— Begin Material supplied —

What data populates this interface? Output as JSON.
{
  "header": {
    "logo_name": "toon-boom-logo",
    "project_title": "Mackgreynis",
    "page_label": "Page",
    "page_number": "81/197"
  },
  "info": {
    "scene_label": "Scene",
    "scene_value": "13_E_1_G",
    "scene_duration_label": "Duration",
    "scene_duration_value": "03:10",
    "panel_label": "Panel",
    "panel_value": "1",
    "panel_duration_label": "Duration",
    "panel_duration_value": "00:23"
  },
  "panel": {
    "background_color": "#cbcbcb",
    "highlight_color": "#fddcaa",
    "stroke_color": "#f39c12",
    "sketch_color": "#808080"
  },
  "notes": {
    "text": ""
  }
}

— End Material supplied —

Every record should be given again exactly.

What data populates this interface? Output as JSON.
{
  "header": {
    "logo_name": "toon-boom-logo",
    "project_title": "Mackgreynis",
    "page_label": "Page",
    "page_number": "81/197"
  },
  "info": {
    "scene_label": "Scene",
    "scene_value": "13_E_1_G",
    "scene_duration_label": "Duration",
    "scene_duration_value": "03:10",
    "panel_label": "Panel",
    "panel_value": "1",
    "panel_duration_label": "Duration",
    "panel_duration_value": "00:23"
  },
  "panel": {
    "background_color": "#cbcbcb",
    "highlight_color": "#fddcaa",
    "stroke_color": "#f39c12",
    "sketch_color": "#808080"
  },
  "notes": {
    "text": ""
  }
}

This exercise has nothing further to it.